● **WHAT TO PRODUCE**:
Each entry below is to be transcribed exactly.

● **RECORDS TO USE**:
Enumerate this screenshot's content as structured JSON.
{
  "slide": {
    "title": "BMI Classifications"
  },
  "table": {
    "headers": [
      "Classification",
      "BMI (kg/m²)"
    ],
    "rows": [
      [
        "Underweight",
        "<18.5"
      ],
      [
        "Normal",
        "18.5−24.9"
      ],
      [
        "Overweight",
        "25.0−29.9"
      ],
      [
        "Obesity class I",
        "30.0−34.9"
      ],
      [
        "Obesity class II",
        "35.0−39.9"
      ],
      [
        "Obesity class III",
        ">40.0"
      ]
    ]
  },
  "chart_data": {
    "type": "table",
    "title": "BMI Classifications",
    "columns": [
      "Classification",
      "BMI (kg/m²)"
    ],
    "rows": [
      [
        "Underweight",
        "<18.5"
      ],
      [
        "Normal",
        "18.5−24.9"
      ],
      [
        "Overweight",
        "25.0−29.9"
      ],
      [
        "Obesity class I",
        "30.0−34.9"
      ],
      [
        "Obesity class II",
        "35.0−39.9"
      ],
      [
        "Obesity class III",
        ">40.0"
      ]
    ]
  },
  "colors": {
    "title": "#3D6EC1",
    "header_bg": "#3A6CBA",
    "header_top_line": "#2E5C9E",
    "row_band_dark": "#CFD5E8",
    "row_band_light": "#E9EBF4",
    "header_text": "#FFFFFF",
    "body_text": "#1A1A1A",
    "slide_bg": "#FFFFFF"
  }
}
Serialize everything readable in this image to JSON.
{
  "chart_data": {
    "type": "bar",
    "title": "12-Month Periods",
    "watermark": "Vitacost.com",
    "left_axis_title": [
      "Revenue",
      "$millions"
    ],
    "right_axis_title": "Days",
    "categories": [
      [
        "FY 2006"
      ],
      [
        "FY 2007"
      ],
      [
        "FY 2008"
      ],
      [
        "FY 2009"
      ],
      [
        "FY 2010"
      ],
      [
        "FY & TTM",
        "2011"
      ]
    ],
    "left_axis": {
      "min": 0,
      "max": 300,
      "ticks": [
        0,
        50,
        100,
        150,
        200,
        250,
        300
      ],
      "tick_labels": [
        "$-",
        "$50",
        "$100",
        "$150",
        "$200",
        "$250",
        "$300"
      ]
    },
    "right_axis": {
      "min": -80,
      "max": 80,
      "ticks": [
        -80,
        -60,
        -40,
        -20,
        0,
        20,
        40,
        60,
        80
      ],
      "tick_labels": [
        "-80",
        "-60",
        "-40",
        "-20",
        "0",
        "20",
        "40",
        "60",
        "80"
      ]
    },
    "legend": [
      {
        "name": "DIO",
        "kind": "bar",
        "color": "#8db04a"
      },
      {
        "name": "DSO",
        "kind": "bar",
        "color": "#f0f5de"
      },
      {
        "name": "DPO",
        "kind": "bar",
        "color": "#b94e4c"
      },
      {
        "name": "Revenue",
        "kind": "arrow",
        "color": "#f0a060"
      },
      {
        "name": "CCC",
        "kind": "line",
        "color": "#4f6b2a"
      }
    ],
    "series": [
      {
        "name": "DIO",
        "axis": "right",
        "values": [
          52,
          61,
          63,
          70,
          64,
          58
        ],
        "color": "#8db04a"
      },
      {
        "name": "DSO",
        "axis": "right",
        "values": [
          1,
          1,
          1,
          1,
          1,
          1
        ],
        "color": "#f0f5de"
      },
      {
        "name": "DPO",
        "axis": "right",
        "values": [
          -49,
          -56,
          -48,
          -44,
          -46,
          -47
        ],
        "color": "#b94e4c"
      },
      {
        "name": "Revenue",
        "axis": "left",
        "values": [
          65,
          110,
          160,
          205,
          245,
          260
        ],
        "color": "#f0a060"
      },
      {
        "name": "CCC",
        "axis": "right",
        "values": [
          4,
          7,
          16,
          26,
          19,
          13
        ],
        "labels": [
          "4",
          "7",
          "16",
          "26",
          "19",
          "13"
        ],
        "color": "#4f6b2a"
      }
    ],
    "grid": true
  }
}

● **RESULT**:
Enumerate this screenshot's content as structured JSON.
{
  "slide": {
    "title": "BMI Classifications"
  },
  "table": {
    "headers": [
      "Classification",
      "BMI (kg/m²)"
    ],
    "rows": [
      [
        "Underweight",
        "<18.5"
      ],
      [
        "Normal",
        "18.5−24.9"
      ],
      [
        "Overweight",
        "25.0−29.9"
      ],
      [
        "Obesity class I",
        "30.0−34.9"
      ],
      [
        "Obesity class II",
        "35.0−39.9"
      ],
      [
        "Obesity class III",
        ">40.0"
      ]
    ]
  },
  "chart_data": {
    "type": "table",
    "title": "BMI Classifications",
    "columns": [
      "Classification",
      "BMI (kg/m²)"
    ],
    "rows": [
      [
        "Underweight",
        "<18.5"
      ],
      [
        "Normal",
        "18.5−24.9"
      ],
      [
        "Overweight",
        "25.0−29.9"
      ],
      [
        "Obesity class I",
        "30.0−34.9"
      ],
      [
        "Obesity class II",
        "35.0−39.9"
      ],
      [
        "Obesity class III",
        ">40.0"
      ]
    ]
  },
  "colors": {
    "title": "#3D6EC1",
    "header_bg": "#3A6CBA",
    "header_top_line": "#2E5C9E",
    "row_band_dark": "#CFD5E8",
    "row_band_light": "#E9EBF4",
    "header_text": "#FFFFFF",
    "body_text": "#1A1A1A",
    "slide_bg": "#FFFFFF"
  }
}
Serialize everything readable in this image to JSON.
{
  "chart_data": {
    "type": "bar",
    "title": "12-Month Periods",
    "watermark": "Vitacost.com",
    "left_axis_title": [
      "Revenue",
      "$millions"
    ],
    "right_axis_title": "Days",
    "categories": [
      [
        "FY 2006"
      ],
      [
        "FY 2007"
      ],
      [
        "FY 2008"
      ],
      [
        "FY 2009"
      ],
      [
        "FY 2010"
      ],
      [
        "FY & TTM",
        "2011"
      ]
    ],
    "left_axis": {
      "min": 0,
      "max": 300,
      "ticks": [
        0,
        50,
        100,
        150,
        200,
        250,
        300
      ],
      "tick_labels": [
        "$-",
        "$50",
        "$100",
        "$150",
        "$200",
        "$250",
        "$300"
      ]
    },
    "right_axis": {
      "min": -80,
      "max": 80,
      "ticks": [
        -80,
        -60,
        -40,
        -20,
        0,
        20,
        40,
        60,
        80
      ],
      "tick_labels": [
        "-80",
        "-60",
        "-40",
        "-20",
        "0",
        "20",
        "40",
        "60",
        "80"
      ]
    },
    "legend": [
      {
        "name": "DIO",
        "kind": "bar",
        "color": "#8db04a"
      },
      {
        "name": "DSO",
        "kind": "bar",
        "color": "#f0f5de"
      },
      {
        "name": "DPO",
        "kind": "bar",
        "color": "#b94e4c"
      },
      {
        "name": "Revenue",
        "kind": "arrow",
        "color": "#f0a060"
      },
      {
        "name": "CCC",
        "kind": "line",
        "color": "#4f6b2a"
      }
    ],
    "series": [
      {
        "name": "DIO",
        "axis": "right",
        "values": [
          52,
          61,
          63,
          70,
          64,
          58
        ],
        "color": "#8db04a"
      },
      {
        "name": "DSO",
        "axis": "right",
        "values": [
          1,
          1,
          1,
          1,
          1,
          1
        ],
        "color": "#f0f5de"
      },
      {
        "name": "DPO",
        "axis": "right",
        "values": [
          -49,
          -56,
          -48,
          -44,
          -46,
          -47
        ],
        "color": "#b94e4c"
      },
      {
        "name": "Revenue",
        "axis": "left",
        "values": [
          65,
          110,
          160,
          205,
          245,
          260
        ],
        "color": "#f0a060"
      },
      {
        "name": "CCC",
        "axis": "right",
        "values": [
          4,
          7,
          16,
          26,
          19,
          13
        ],
        "labels": [
          "4",
          "7",
          "16",
          "26",
          "19",
          "13"
        ],
        "color": "#4f6b2a"
      }
    ],
    "grid": true
  }
}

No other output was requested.